TASK DETAILS ▸ Of all the lines in the data below, how many contain "Paramètres"? Report that number alone.

DATA PROVIDED ▸
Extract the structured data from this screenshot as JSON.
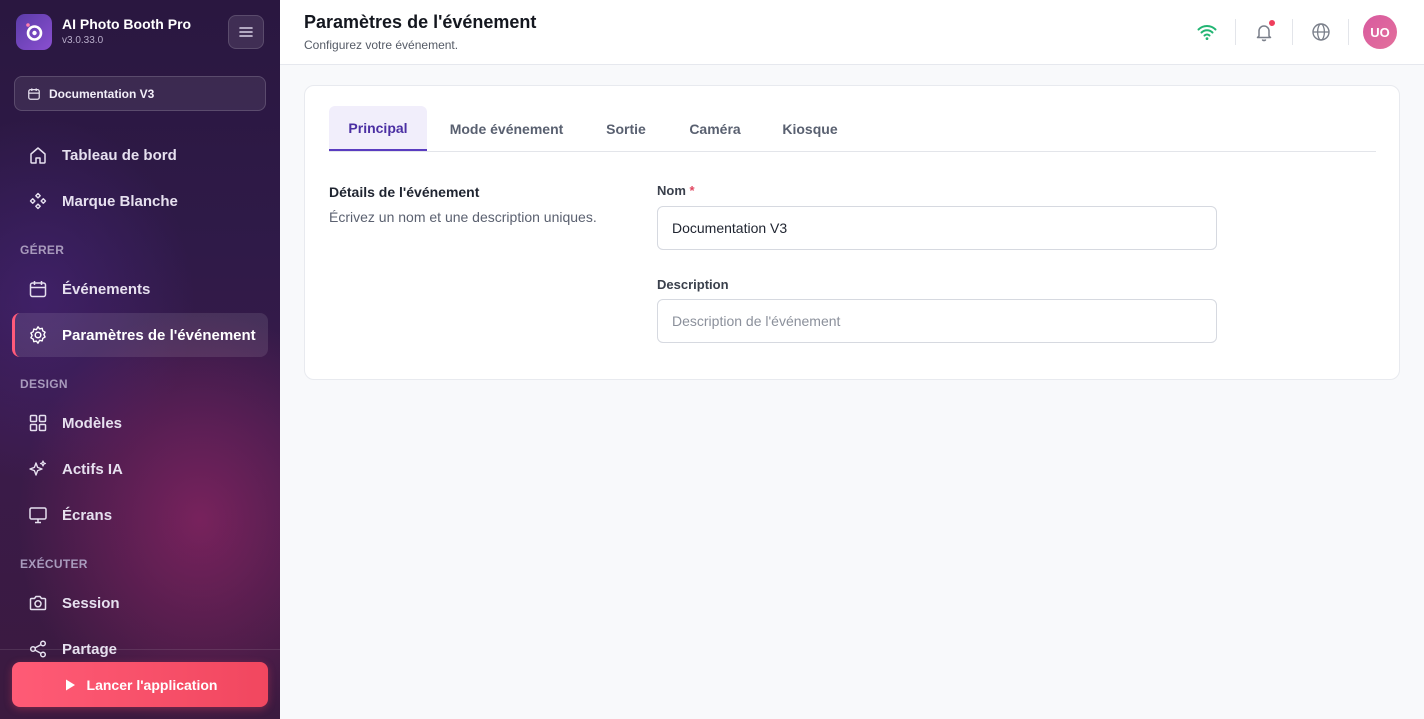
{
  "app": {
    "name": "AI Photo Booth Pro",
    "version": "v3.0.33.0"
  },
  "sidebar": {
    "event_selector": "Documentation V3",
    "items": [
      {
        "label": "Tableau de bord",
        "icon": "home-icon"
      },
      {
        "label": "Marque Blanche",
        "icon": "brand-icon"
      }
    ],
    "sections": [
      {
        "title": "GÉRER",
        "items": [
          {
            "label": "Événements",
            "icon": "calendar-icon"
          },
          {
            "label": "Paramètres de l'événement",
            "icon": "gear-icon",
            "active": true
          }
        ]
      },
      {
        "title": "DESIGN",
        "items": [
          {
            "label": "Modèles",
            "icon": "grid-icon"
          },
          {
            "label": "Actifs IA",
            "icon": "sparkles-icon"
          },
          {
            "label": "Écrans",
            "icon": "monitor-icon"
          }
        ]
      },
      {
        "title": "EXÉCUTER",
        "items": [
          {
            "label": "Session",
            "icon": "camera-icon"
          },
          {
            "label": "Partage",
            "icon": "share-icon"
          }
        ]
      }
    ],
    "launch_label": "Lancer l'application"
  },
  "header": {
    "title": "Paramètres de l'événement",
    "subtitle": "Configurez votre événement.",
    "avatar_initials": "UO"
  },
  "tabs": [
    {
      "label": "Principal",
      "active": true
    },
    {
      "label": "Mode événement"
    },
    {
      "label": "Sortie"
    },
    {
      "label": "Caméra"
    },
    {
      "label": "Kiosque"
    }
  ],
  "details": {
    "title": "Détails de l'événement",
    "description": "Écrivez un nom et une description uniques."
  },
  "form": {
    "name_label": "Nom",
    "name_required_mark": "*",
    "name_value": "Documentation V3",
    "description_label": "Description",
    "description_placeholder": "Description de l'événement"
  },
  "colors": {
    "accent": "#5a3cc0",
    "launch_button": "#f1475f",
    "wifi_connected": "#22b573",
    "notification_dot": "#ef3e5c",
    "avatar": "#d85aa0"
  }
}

OUTPUT OF THE TASK ▸ 2